BEGIN THE DATA

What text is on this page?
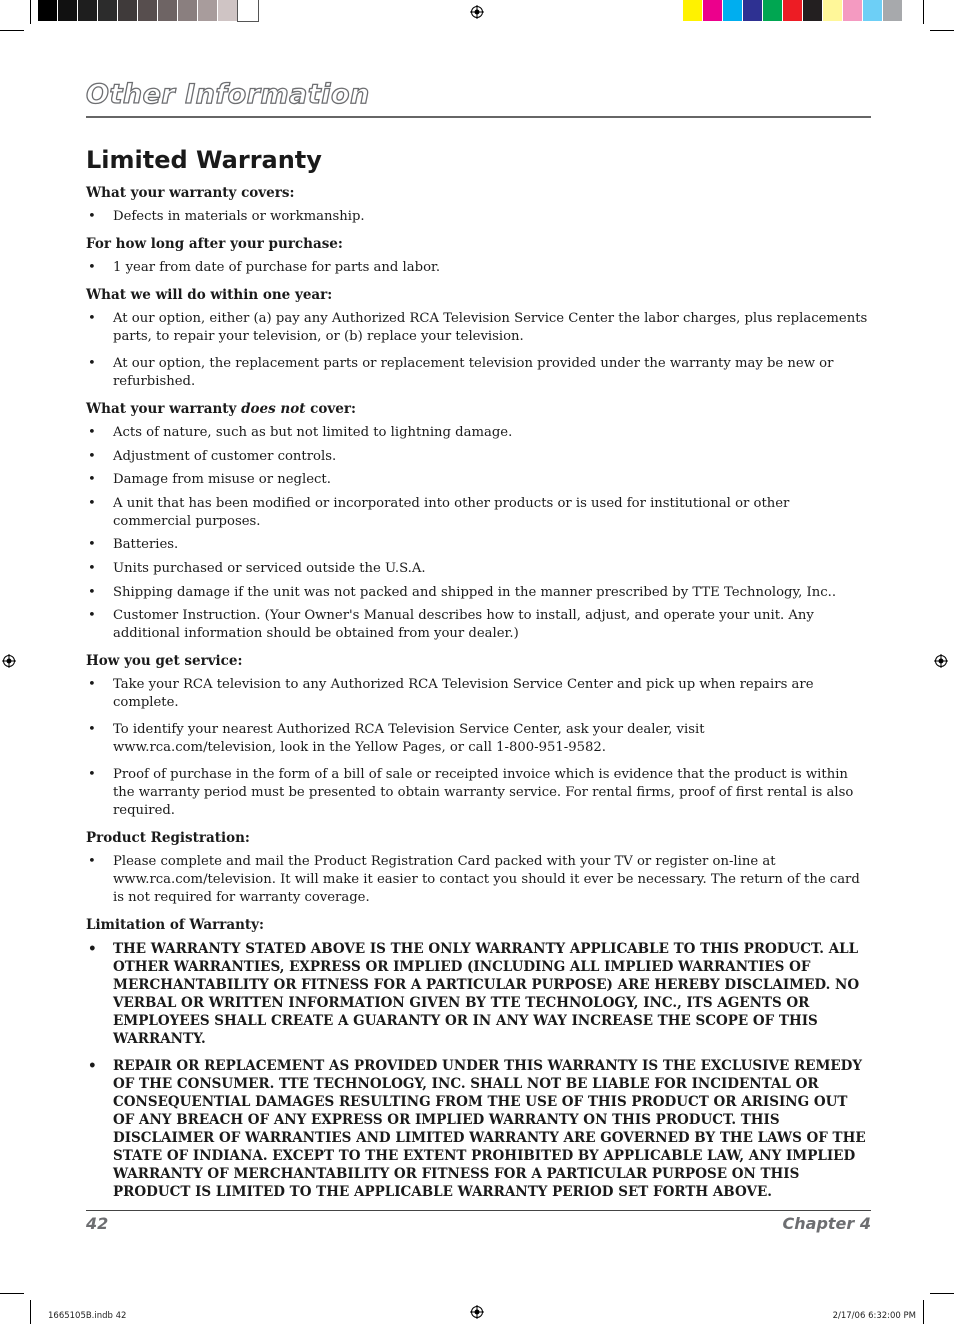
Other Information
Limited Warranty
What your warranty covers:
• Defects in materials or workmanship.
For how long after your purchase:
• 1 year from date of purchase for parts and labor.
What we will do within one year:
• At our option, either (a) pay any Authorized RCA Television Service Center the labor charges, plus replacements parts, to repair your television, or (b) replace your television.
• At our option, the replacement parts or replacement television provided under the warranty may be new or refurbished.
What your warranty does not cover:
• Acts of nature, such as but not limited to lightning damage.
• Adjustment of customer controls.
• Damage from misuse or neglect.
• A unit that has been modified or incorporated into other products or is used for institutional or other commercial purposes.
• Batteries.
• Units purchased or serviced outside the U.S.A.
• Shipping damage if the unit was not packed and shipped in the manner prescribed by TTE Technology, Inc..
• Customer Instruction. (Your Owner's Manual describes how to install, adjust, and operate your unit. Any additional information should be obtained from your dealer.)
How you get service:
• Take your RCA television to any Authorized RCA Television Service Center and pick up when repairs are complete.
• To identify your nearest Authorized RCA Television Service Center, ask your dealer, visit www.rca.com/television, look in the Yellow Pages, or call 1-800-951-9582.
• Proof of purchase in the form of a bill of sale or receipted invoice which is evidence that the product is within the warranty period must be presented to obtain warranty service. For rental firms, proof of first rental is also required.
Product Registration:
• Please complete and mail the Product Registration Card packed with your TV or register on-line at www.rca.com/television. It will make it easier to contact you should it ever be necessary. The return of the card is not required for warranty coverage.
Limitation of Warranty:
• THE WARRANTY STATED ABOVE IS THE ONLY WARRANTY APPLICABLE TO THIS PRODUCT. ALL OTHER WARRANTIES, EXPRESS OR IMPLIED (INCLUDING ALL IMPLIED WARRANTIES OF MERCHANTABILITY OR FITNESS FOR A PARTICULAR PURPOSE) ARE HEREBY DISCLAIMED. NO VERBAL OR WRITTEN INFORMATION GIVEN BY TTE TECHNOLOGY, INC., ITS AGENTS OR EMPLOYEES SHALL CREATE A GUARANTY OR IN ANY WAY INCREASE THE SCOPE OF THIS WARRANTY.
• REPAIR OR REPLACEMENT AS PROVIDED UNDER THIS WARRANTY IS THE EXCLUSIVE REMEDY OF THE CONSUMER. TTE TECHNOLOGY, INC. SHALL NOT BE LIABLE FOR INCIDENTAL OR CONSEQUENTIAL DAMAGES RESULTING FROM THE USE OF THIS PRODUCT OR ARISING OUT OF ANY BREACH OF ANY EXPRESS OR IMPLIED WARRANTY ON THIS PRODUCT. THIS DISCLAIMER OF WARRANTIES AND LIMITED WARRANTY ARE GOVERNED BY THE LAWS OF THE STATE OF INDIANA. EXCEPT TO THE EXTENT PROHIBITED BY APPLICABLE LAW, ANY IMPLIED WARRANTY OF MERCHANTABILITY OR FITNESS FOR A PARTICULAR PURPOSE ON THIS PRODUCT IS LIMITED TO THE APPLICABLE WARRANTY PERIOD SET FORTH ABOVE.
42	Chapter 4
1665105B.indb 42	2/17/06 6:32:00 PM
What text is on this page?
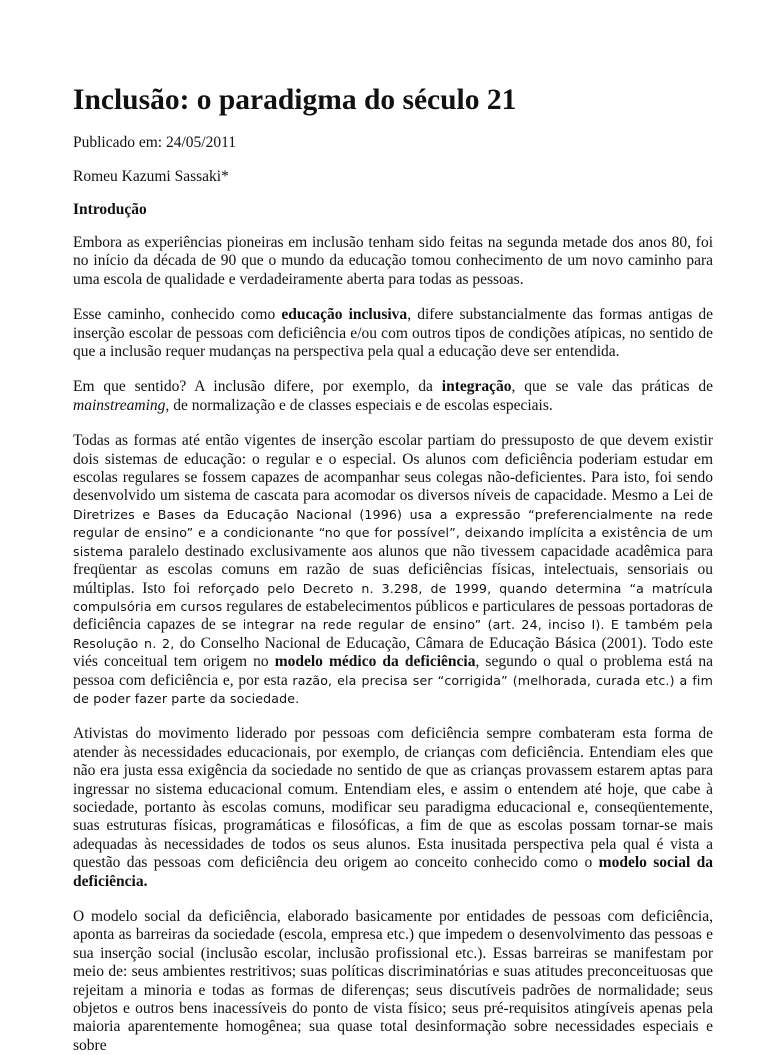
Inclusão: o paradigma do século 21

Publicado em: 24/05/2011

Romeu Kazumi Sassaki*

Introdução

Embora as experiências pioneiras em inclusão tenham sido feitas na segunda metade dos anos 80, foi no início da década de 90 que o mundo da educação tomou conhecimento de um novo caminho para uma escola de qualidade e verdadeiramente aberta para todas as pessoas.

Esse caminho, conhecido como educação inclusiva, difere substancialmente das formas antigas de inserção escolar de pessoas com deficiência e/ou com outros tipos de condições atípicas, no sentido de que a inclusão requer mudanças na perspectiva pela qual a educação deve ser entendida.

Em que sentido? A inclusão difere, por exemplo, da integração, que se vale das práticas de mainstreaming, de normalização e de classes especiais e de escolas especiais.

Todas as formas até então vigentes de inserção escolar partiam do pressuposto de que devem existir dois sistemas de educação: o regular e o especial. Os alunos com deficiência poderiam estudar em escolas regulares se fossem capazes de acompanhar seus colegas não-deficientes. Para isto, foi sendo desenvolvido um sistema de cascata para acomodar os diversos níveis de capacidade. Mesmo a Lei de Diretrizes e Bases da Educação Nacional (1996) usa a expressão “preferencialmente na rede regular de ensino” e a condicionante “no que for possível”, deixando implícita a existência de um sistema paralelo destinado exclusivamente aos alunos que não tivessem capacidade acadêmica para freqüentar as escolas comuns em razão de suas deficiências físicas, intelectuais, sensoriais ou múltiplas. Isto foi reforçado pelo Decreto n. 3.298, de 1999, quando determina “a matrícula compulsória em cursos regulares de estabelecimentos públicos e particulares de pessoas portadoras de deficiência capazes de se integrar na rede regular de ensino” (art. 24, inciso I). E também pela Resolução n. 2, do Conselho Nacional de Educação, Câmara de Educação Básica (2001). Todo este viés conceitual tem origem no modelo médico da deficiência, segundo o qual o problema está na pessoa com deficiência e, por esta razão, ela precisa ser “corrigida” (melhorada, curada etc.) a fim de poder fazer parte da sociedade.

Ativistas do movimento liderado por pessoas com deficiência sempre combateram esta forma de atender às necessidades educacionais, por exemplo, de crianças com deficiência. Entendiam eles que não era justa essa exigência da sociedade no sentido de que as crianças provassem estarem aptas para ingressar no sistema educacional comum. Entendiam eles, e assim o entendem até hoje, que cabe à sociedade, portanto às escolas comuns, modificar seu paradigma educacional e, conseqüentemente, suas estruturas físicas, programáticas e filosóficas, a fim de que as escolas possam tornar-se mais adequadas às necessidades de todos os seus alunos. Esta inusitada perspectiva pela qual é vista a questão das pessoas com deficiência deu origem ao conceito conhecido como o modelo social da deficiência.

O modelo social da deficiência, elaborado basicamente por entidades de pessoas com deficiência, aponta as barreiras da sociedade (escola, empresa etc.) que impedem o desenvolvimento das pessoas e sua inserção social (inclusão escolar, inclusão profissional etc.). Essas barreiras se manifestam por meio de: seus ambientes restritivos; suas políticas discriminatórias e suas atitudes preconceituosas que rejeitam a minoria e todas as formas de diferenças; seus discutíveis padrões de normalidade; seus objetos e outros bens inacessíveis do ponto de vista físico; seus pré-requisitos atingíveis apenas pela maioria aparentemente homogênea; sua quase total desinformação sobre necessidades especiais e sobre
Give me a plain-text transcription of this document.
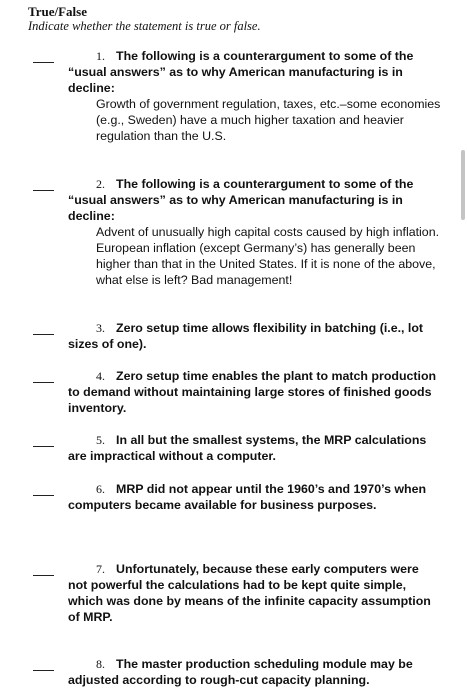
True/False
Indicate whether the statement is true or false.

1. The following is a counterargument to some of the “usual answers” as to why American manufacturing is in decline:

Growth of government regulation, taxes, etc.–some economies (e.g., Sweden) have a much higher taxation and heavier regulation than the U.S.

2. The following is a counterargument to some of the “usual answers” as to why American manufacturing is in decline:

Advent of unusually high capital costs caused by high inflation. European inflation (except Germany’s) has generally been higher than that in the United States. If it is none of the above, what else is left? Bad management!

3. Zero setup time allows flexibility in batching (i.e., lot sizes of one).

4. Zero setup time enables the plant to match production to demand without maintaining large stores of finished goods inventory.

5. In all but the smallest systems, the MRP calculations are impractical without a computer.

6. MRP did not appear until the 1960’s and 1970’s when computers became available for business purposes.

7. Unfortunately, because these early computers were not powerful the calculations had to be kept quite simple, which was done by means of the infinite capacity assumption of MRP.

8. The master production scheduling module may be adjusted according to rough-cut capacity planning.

END THE DATA

- _PROBLEM REQUIREMENTS_
From the listing above, copy every line that includes the word "American".

- _WRITTEN RESPONSE_
1. The following is a counterargument to some of the “usual answers” as to why American manufacturing is in decline:
2. The following is a counterargument to some of the “usual answers” as to why American manufacturing is in decline:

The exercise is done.